**Short task:** Show all lines holding "content".

# # #

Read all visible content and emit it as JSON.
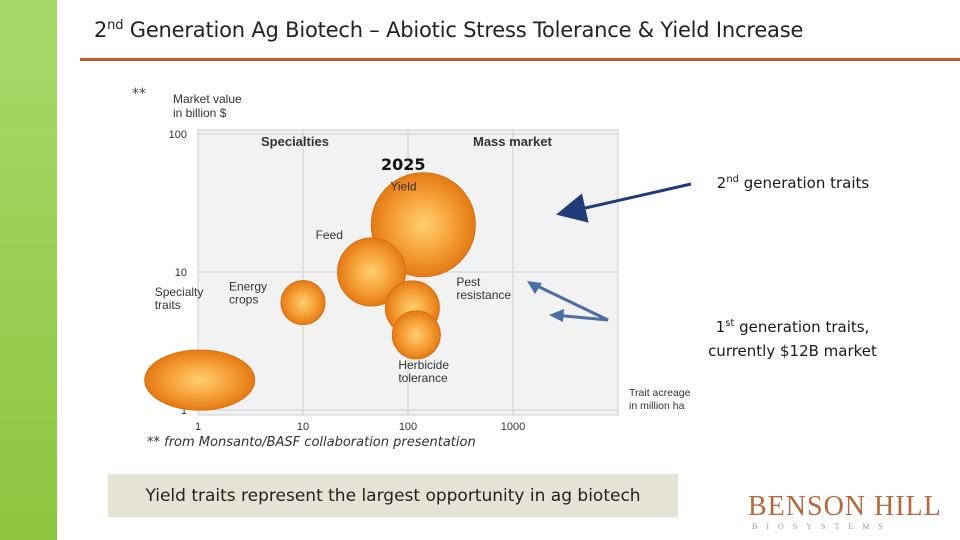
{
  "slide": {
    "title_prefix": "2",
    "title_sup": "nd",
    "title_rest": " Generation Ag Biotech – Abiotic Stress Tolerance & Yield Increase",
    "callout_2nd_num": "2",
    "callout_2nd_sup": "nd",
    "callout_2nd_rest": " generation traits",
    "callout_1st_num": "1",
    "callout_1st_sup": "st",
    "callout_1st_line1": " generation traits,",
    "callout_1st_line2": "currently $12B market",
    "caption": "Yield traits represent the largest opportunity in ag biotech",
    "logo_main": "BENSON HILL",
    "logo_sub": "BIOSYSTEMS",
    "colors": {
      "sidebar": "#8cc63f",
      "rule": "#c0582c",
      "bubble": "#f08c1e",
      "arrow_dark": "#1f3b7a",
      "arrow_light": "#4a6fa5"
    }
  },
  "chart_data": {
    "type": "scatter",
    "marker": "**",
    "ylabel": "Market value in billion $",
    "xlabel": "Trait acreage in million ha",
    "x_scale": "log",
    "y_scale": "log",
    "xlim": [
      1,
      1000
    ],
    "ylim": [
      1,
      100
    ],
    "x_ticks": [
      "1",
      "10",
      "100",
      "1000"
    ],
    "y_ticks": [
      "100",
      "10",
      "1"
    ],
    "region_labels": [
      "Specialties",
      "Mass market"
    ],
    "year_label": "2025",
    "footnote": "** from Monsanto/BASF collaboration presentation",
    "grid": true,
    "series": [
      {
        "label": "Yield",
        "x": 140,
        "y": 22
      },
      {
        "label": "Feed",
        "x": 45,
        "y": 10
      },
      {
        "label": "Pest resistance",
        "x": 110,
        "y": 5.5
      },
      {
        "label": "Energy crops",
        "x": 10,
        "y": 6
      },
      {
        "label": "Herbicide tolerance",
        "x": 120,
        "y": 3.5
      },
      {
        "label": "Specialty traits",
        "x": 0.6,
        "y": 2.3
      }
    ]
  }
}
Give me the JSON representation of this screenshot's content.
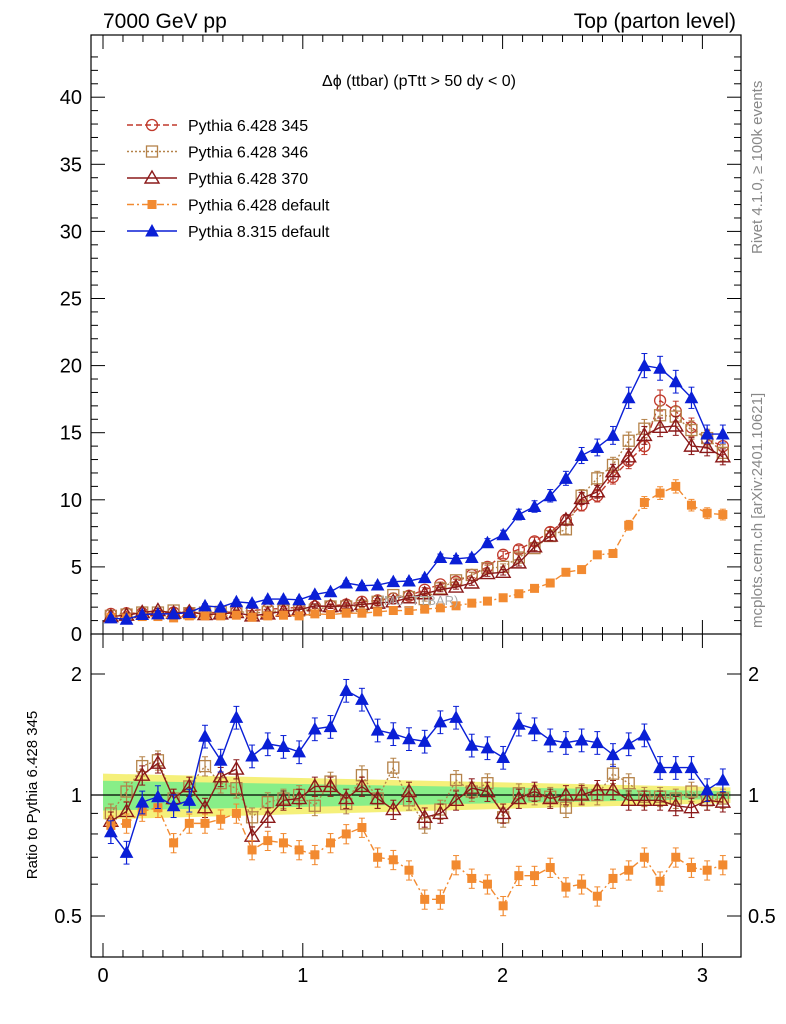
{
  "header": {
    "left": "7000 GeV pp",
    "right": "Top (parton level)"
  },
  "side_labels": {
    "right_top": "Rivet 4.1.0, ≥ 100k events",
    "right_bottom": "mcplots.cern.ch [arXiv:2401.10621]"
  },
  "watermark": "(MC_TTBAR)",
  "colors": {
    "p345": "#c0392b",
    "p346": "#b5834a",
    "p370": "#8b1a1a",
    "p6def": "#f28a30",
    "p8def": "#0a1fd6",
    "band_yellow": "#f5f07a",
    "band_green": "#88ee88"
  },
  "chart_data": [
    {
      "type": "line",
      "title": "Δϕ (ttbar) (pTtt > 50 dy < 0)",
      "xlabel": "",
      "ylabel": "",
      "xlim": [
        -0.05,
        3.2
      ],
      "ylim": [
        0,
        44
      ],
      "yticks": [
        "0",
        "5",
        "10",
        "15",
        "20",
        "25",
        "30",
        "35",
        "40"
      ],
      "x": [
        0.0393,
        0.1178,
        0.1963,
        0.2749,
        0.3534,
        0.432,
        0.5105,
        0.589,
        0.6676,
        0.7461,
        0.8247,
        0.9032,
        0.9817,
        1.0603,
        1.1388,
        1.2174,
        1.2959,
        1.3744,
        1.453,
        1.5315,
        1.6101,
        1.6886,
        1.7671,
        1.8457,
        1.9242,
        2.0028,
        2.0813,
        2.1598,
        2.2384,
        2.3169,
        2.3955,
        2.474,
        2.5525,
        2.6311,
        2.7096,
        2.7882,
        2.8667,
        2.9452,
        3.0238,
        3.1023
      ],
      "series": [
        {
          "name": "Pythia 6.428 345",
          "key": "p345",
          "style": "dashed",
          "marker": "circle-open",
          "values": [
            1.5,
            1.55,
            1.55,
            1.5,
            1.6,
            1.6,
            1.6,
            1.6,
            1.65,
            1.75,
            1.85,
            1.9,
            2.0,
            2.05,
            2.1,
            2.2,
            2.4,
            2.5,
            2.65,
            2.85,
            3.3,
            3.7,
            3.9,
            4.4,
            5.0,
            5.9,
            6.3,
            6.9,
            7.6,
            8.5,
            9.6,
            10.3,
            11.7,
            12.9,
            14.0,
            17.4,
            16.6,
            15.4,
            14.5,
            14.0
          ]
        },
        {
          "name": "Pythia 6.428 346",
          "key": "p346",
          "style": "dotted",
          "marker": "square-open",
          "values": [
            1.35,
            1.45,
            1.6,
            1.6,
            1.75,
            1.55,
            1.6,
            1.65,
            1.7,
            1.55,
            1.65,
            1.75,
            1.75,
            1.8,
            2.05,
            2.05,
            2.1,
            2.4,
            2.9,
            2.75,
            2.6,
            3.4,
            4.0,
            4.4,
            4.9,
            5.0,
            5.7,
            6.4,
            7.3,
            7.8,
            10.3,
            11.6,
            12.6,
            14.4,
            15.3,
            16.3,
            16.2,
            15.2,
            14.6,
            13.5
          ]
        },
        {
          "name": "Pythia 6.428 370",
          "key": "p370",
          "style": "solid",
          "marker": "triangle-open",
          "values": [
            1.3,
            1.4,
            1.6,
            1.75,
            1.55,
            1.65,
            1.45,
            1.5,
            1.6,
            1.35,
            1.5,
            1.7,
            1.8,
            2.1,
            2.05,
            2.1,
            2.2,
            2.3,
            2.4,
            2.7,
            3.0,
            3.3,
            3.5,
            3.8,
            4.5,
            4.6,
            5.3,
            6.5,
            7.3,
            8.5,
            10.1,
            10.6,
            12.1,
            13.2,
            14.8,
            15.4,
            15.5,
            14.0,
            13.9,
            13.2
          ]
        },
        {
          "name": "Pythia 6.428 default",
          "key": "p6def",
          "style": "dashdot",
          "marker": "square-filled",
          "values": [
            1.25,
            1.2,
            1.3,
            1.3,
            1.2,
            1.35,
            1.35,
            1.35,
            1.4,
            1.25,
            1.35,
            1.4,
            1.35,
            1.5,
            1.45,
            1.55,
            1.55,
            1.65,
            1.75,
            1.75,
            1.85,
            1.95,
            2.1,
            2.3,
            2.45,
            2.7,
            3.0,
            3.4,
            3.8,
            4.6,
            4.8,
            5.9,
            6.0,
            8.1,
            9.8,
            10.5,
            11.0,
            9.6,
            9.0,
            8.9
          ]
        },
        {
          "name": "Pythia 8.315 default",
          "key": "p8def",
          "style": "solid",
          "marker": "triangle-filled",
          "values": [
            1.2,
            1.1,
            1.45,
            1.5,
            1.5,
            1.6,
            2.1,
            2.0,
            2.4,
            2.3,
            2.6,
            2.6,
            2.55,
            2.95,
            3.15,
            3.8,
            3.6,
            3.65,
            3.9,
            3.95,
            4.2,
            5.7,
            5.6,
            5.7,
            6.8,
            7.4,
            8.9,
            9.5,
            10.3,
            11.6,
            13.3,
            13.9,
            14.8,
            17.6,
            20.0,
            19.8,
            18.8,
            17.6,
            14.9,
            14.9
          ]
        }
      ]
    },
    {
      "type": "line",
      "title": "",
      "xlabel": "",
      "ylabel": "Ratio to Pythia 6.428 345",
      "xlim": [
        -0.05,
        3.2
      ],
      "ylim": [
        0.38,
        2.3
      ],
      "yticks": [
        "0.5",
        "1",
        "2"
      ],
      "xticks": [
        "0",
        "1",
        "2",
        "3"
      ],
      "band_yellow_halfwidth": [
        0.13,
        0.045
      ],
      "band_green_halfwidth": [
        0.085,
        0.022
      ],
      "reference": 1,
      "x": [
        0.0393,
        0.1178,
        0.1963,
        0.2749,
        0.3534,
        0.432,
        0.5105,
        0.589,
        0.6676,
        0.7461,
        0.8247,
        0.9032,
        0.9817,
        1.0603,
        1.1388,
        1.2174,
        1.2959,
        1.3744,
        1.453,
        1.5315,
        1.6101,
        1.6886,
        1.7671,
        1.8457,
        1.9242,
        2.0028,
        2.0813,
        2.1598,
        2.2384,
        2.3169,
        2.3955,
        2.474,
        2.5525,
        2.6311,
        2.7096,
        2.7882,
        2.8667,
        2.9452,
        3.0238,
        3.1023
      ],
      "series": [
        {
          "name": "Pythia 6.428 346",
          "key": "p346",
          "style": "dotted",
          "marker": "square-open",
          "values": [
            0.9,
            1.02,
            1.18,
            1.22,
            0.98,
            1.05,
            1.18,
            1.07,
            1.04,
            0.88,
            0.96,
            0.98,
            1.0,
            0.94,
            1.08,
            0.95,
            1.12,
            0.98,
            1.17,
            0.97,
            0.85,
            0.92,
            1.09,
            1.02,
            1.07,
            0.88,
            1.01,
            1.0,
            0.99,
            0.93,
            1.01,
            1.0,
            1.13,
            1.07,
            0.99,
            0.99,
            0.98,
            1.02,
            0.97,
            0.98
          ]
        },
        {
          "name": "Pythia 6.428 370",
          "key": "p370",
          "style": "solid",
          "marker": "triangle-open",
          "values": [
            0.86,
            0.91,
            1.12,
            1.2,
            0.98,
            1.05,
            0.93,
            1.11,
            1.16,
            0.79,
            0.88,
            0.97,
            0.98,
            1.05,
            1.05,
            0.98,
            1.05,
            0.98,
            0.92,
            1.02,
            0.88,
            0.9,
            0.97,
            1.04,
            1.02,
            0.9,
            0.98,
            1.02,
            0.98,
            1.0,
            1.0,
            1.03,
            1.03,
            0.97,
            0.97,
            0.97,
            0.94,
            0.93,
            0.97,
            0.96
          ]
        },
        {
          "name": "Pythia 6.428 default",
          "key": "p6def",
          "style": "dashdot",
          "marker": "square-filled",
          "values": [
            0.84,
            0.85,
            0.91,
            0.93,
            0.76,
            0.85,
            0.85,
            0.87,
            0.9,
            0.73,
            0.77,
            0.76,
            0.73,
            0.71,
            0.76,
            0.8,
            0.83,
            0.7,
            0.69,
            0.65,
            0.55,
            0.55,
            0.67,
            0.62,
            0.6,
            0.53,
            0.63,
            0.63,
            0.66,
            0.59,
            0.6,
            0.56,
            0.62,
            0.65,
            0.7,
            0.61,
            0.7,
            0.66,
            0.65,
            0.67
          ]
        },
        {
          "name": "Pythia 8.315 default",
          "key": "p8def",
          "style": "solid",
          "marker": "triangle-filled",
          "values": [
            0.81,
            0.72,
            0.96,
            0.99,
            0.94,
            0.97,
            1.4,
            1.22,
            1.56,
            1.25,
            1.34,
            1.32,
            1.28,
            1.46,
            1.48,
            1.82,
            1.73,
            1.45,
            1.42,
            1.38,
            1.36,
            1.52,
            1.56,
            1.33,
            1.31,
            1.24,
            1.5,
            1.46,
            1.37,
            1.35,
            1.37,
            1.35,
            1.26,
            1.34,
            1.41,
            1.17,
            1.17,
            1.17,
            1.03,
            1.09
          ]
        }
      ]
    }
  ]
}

# # #

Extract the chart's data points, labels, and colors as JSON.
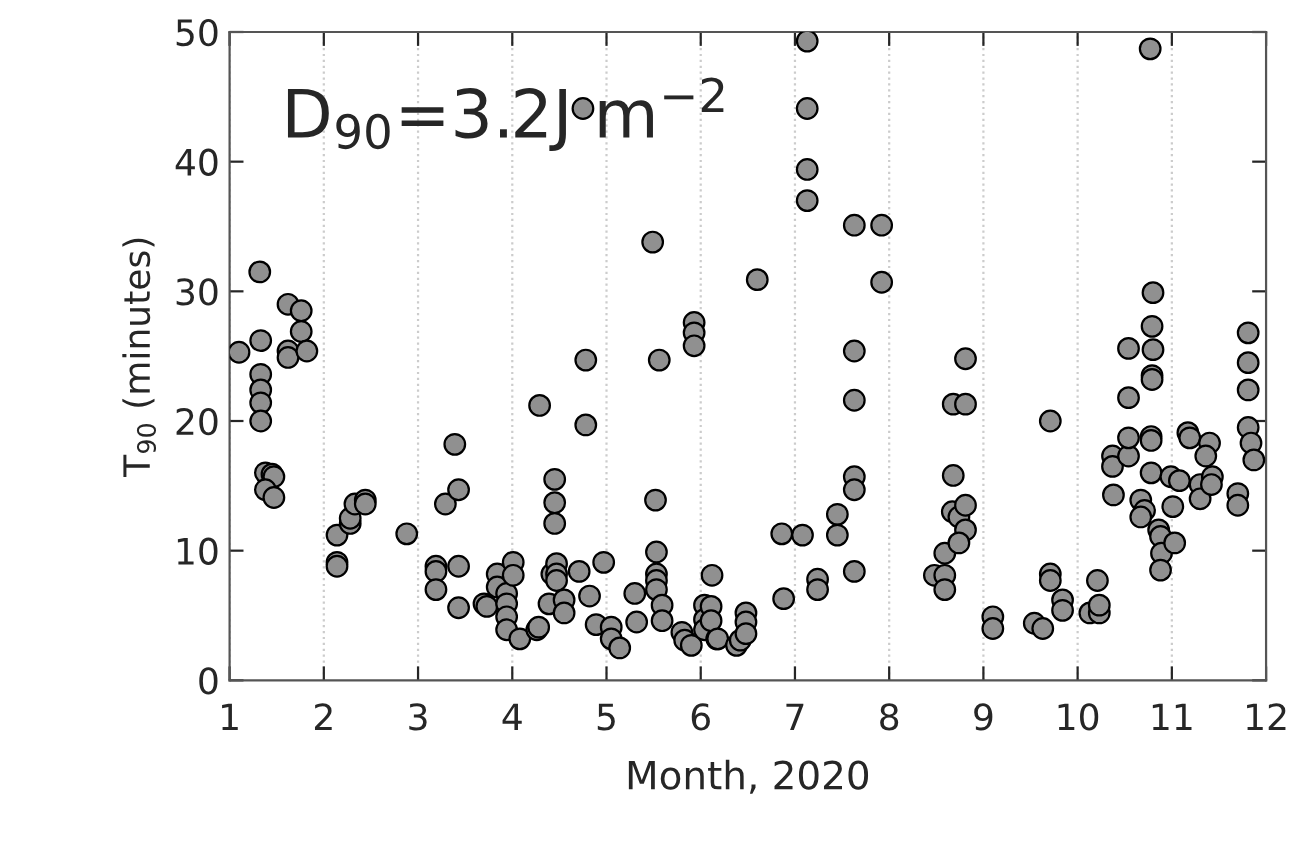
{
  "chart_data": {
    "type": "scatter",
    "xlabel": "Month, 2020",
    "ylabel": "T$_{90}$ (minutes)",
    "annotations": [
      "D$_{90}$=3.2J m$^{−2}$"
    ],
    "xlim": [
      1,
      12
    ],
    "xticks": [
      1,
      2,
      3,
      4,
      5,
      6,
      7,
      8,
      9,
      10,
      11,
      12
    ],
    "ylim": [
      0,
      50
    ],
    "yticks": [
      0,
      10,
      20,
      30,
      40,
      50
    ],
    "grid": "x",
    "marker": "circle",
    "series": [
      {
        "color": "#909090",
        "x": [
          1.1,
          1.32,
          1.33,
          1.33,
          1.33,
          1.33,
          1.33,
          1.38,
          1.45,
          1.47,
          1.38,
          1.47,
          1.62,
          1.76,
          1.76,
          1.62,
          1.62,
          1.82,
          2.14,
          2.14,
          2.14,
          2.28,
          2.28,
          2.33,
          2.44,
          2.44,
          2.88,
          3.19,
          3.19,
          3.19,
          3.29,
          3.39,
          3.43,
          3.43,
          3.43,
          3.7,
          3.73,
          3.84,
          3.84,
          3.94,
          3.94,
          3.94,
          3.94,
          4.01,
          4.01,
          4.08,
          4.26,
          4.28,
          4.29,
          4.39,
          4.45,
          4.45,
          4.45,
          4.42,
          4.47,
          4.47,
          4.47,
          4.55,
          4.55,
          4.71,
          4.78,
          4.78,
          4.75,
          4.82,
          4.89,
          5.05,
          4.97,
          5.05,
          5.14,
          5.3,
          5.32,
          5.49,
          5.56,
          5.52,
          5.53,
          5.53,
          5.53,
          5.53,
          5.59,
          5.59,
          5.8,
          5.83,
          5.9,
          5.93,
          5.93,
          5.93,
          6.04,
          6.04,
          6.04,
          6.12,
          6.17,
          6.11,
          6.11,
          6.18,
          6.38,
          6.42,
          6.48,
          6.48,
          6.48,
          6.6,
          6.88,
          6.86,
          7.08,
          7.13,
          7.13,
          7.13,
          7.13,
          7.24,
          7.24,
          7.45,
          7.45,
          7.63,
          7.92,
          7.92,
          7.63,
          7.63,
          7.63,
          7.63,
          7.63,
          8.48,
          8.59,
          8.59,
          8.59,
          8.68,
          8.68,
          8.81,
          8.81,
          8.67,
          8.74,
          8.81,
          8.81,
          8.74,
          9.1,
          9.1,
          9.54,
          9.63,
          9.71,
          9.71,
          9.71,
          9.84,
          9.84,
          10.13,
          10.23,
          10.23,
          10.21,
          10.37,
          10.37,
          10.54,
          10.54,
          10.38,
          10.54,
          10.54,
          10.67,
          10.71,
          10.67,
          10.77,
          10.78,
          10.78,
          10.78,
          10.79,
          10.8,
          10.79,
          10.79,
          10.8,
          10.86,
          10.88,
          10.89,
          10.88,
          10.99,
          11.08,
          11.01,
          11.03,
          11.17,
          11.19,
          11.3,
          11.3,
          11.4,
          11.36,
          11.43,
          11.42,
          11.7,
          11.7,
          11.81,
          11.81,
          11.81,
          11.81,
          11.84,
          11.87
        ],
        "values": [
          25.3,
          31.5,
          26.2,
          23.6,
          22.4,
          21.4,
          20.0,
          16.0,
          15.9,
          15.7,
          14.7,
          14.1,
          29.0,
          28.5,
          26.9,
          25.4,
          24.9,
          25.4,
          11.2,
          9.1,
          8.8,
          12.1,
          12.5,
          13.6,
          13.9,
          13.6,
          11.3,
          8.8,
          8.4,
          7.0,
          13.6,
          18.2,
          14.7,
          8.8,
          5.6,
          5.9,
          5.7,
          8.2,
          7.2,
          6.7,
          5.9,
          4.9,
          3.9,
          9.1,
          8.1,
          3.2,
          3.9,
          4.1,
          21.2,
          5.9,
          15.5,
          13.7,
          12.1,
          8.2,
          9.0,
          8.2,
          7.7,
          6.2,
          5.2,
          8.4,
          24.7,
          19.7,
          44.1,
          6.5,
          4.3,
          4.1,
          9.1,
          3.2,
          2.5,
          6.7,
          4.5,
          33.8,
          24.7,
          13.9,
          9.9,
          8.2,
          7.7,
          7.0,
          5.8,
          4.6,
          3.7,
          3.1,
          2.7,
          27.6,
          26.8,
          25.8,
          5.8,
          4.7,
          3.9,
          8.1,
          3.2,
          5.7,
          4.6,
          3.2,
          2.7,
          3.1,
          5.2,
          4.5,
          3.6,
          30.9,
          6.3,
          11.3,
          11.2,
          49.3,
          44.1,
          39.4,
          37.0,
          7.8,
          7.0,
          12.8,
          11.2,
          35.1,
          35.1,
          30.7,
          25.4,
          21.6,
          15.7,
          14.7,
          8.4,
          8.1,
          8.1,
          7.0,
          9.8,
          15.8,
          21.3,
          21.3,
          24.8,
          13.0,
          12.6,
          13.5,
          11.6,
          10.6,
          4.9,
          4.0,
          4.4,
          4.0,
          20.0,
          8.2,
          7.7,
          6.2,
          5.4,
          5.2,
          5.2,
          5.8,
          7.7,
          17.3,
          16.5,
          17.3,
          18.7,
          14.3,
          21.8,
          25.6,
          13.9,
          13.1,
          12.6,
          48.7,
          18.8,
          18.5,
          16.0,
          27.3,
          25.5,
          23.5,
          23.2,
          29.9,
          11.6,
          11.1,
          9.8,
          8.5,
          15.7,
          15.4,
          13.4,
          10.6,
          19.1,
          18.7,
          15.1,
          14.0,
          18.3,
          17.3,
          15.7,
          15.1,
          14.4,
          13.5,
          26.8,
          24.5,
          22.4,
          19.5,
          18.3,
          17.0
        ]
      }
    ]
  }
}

# # #

**Solution to this task:**
Read all visible content and emit it as JSON.
Give me the JSON representation of this screenshot's content.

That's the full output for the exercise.